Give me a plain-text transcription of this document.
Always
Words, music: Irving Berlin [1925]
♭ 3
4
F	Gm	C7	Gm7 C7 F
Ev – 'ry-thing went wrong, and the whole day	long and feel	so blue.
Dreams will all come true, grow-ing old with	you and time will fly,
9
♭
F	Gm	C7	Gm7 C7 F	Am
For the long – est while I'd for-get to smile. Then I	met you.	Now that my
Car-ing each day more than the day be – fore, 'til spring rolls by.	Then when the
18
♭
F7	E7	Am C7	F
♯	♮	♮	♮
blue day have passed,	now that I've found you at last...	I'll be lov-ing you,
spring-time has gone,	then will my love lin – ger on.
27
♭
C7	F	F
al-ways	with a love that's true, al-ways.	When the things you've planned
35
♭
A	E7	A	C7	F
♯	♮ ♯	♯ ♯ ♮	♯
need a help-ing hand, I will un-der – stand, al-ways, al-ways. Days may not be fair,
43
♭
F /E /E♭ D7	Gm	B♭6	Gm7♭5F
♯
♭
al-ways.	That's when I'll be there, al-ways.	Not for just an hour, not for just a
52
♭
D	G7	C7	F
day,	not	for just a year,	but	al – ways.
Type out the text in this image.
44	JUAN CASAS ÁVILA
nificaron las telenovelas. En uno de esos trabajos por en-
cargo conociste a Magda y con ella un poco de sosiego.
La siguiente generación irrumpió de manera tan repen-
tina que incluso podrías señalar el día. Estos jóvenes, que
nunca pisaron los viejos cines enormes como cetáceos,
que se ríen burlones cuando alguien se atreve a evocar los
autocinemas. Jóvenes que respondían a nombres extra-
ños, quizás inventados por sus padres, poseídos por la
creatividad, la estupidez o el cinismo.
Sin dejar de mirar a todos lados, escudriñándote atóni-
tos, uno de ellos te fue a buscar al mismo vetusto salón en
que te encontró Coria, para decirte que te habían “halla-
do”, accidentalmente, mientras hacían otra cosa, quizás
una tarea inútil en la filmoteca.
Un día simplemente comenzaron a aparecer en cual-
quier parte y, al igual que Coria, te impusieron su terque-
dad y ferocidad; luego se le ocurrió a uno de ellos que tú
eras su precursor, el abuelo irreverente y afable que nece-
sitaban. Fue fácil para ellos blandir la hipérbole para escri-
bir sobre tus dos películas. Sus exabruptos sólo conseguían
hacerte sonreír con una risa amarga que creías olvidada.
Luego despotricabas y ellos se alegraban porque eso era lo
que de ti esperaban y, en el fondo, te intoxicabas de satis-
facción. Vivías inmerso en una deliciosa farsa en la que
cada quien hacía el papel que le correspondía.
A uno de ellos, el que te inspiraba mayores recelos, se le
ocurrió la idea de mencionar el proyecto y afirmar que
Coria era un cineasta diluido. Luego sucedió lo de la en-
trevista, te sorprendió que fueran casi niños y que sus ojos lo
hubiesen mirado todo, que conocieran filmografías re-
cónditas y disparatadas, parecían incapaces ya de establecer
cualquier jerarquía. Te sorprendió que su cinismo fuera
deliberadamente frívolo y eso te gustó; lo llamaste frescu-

EXERCISE REQUIREMENTS:
Return every line above in which the string "text" occurs.

FULL RESPONSE:
Give me a plain-text transcription of this document.
Type out the text in this image.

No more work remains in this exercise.